** PROVIDED ENTRIES follows **

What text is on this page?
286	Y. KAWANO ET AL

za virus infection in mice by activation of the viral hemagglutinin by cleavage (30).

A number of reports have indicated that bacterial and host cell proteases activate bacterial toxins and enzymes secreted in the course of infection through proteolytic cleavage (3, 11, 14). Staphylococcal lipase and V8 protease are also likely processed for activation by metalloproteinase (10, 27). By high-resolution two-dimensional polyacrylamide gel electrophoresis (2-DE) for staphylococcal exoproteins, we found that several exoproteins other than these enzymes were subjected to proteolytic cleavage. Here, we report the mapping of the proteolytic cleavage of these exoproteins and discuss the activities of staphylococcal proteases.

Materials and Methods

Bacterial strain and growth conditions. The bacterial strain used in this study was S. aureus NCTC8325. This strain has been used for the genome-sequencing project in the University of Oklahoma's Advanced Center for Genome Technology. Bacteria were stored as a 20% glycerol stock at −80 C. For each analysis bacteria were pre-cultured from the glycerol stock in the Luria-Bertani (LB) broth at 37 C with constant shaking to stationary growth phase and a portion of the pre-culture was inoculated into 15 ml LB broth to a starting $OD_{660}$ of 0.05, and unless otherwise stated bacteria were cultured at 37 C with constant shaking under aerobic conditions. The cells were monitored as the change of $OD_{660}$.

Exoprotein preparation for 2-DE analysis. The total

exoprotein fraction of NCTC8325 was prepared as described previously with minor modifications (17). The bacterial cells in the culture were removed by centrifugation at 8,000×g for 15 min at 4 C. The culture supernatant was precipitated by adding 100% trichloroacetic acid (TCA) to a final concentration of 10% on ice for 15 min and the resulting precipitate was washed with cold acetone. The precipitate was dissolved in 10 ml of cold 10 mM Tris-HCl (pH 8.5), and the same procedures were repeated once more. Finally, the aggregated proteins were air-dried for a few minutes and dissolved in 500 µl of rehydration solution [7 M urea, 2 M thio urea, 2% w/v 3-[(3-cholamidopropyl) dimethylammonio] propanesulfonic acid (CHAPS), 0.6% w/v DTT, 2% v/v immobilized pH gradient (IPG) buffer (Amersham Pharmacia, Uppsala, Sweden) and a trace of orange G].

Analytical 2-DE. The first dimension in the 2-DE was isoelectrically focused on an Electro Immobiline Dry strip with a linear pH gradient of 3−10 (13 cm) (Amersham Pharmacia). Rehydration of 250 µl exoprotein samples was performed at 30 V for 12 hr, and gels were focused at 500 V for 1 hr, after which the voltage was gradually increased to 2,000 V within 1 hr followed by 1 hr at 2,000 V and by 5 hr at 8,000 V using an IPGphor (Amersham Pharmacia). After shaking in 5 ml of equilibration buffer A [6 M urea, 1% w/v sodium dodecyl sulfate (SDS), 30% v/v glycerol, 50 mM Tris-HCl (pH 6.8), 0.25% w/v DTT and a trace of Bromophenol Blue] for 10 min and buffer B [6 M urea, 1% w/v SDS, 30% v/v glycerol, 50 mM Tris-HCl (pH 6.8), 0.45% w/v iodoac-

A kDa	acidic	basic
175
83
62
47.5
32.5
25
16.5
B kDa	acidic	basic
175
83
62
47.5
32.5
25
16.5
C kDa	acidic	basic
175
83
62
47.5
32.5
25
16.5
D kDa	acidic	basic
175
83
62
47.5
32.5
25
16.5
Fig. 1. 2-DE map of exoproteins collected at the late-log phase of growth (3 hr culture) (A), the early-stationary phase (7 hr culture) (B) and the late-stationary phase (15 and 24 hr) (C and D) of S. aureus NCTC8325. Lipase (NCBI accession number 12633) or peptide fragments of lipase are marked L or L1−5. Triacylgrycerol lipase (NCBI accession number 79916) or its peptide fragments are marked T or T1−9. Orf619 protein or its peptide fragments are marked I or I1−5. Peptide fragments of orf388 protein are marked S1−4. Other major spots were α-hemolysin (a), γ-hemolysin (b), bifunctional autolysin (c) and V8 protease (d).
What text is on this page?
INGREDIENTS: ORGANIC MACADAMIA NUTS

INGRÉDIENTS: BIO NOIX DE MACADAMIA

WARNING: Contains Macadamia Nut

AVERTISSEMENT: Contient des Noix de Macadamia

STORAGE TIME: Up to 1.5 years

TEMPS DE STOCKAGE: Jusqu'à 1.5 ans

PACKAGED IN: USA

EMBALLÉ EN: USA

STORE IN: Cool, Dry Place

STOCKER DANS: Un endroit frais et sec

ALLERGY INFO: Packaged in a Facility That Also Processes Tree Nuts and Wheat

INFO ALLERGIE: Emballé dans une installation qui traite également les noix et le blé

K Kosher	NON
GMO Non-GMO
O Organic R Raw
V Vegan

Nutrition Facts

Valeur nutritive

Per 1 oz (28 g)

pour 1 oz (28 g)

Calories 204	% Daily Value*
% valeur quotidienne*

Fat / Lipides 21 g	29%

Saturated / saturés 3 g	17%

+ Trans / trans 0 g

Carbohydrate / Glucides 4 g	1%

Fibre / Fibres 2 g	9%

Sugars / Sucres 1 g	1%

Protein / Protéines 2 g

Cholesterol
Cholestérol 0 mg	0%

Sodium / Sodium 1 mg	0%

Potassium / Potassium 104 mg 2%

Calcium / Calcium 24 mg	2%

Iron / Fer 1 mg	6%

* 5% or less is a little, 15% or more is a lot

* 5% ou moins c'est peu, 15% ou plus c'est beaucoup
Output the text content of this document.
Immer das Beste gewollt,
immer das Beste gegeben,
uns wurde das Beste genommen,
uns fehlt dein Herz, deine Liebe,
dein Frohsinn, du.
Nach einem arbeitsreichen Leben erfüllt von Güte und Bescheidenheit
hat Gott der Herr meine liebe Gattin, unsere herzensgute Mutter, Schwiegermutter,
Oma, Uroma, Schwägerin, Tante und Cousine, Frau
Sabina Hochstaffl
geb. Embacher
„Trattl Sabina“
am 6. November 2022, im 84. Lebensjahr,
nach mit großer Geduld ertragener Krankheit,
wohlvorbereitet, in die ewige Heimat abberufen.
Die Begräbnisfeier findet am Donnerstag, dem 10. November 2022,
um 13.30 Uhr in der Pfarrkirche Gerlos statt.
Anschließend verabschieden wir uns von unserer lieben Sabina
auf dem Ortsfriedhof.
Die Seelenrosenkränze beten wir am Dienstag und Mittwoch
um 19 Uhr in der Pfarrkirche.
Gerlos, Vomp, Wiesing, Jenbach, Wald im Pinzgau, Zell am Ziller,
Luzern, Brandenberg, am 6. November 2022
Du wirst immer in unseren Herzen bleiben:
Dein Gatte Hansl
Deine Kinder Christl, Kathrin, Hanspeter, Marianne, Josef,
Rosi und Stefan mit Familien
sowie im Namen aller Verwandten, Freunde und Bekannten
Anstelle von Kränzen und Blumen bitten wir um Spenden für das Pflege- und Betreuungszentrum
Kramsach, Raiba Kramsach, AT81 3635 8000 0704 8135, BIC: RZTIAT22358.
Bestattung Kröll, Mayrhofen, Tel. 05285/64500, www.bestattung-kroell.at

** End of PROVIDED ENTRIES **
** PROVIDED ENTRIES follows **

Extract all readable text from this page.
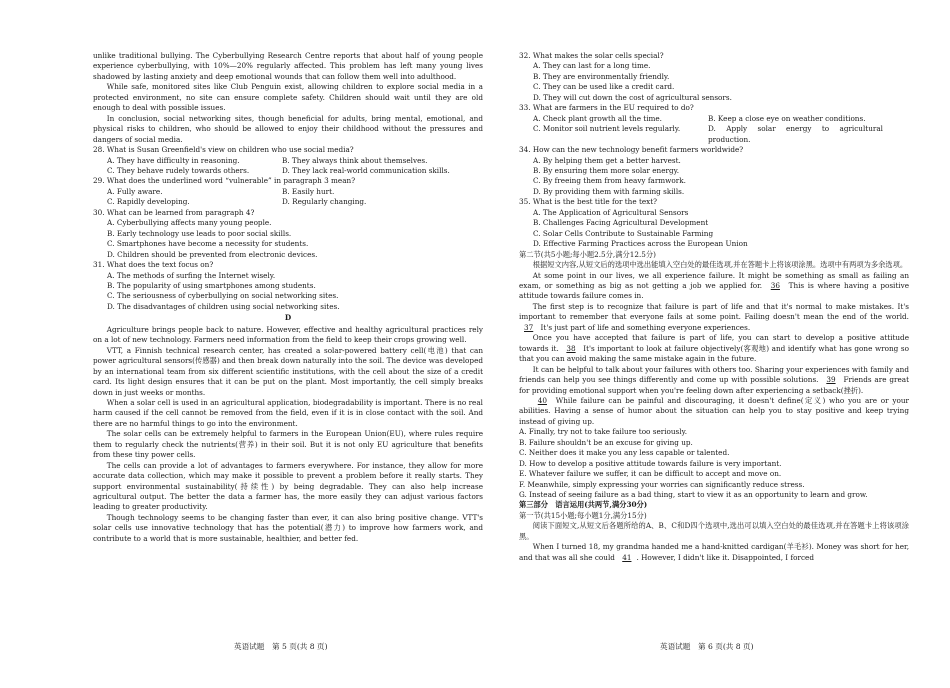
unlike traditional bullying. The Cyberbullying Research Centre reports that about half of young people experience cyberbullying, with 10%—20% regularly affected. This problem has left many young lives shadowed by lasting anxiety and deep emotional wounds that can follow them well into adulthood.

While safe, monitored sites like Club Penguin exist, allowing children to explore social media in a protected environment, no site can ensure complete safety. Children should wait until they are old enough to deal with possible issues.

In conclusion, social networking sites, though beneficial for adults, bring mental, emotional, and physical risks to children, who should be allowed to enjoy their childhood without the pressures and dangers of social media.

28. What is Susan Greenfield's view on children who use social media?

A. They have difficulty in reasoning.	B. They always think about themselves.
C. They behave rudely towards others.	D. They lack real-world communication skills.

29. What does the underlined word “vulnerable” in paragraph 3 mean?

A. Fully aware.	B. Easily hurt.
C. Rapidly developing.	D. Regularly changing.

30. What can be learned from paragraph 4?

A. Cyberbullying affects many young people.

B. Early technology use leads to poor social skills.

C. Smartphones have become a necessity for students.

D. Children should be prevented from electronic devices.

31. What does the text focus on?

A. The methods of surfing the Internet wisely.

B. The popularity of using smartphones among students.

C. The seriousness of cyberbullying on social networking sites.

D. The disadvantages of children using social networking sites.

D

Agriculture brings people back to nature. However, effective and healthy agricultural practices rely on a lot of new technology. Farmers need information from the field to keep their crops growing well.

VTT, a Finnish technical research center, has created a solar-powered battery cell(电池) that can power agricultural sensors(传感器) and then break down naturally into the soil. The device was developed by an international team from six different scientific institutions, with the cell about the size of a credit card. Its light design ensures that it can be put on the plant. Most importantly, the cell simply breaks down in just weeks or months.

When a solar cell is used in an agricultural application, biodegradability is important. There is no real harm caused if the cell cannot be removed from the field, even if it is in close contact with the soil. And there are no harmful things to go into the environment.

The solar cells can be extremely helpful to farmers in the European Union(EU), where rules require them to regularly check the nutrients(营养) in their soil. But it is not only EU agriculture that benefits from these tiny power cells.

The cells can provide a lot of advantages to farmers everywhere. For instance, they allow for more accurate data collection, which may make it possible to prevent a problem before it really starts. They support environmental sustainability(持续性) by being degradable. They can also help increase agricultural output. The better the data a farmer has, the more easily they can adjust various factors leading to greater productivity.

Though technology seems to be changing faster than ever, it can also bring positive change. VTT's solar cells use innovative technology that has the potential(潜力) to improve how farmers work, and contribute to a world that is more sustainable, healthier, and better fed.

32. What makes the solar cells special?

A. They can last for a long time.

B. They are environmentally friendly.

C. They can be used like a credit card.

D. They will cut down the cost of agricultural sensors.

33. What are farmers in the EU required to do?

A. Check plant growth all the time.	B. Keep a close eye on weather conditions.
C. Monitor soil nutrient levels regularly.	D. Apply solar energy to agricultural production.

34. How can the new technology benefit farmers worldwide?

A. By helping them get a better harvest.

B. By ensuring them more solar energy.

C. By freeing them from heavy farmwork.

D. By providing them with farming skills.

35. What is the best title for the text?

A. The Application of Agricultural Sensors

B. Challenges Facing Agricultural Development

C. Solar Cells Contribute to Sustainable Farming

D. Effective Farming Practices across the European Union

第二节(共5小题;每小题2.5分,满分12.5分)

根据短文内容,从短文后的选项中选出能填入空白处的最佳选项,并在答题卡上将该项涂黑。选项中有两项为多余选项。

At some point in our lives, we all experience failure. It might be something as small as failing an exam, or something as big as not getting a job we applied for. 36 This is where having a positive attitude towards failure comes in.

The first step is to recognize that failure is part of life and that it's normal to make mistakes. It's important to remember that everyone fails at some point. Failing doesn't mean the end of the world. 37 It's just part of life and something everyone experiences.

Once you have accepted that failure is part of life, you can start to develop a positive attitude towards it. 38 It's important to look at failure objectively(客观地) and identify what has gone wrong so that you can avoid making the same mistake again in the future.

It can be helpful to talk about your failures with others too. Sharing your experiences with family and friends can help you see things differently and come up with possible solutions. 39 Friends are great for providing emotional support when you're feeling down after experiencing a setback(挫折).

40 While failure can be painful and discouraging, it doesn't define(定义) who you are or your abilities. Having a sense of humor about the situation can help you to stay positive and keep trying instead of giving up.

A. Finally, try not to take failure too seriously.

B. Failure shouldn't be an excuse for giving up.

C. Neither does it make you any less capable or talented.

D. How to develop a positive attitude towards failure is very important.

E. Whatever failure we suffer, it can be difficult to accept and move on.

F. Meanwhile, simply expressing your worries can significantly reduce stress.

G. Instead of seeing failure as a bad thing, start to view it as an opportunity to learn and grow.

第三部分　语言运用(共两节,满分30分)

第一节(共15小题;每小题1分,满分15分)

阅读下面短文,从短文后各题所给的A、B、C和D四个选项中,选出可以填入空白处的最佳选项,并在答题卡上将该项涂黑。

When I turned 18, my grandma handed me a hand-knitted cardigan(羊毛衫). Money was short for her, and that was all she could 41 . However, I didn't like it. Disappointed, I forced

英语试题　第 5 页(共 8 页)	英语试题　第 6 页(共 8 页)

** End of PROVIDED ENTRIES **
** PROVIDED ENTRIES follows **

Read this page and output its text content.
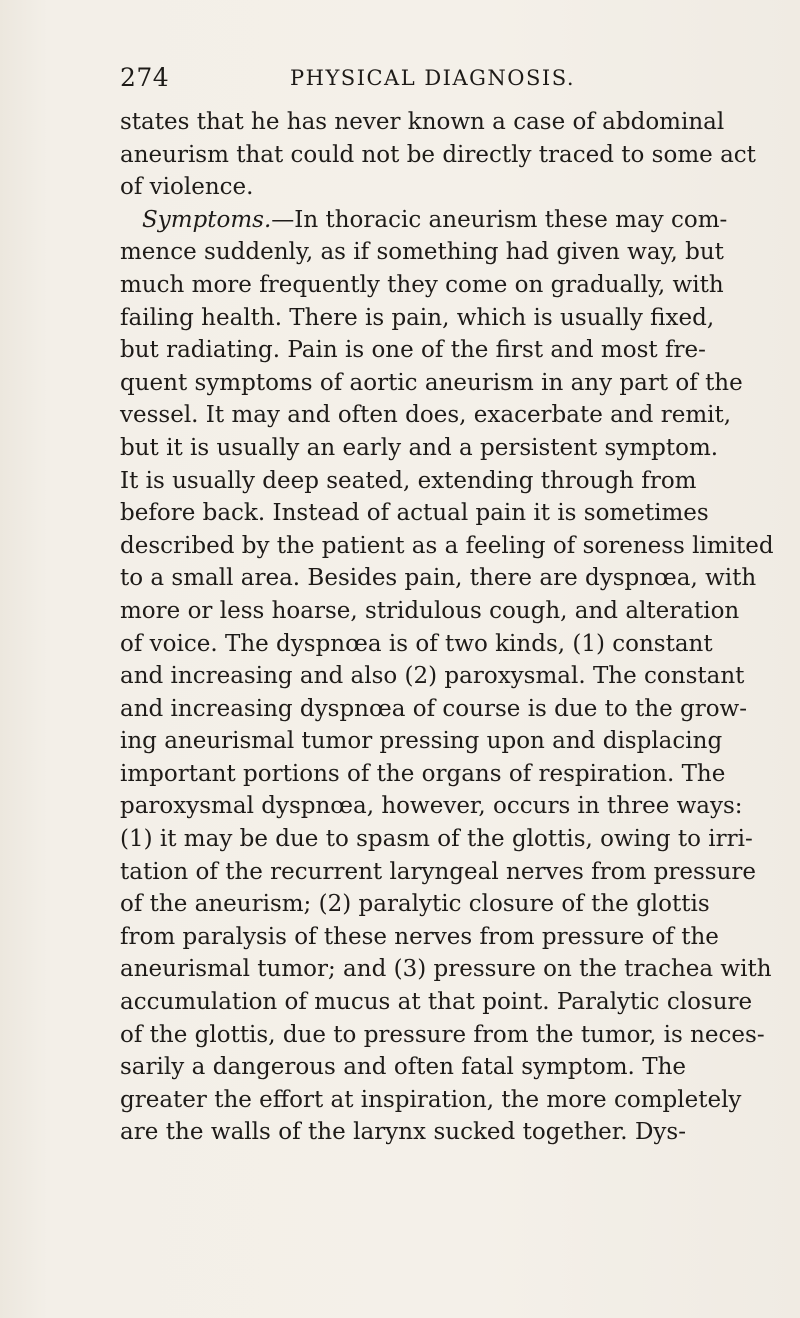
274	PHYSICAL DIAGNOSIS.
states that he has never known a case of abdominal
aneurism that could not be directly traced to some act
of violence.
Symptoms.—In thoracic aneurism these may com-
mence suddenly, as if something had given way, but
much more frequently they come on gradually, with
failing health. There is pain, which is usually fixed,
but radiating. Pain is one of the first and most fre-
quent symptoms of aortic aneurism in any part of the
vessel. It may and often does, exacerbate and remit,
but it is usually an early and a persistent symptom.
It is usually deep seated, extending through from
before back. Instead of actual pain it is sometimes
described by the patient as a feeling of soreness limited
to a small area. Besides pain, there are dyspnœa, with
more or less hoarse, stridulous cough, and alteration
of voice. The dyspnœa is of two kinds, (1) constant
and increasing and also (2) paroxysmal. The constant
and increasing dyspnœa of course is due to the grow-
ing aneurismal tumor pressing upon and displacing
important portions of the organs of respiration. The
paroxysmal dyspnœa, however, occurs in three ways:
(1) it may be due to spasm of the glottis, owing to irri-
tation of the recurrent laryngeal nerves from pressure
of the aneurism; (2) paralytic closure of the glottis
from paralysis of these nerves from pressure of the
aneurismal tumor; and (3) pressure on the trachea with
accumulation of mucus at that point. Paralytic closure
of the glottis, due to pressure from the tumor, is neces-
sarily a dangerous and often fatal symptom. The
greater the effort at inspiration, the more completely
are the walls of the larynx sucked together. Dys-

** End of PROVIDED ENTRIES **

> _YOUR GOAL_: Tally every line above that has the word "part", and report the total with no other words.

> _TASK RESULT_: 3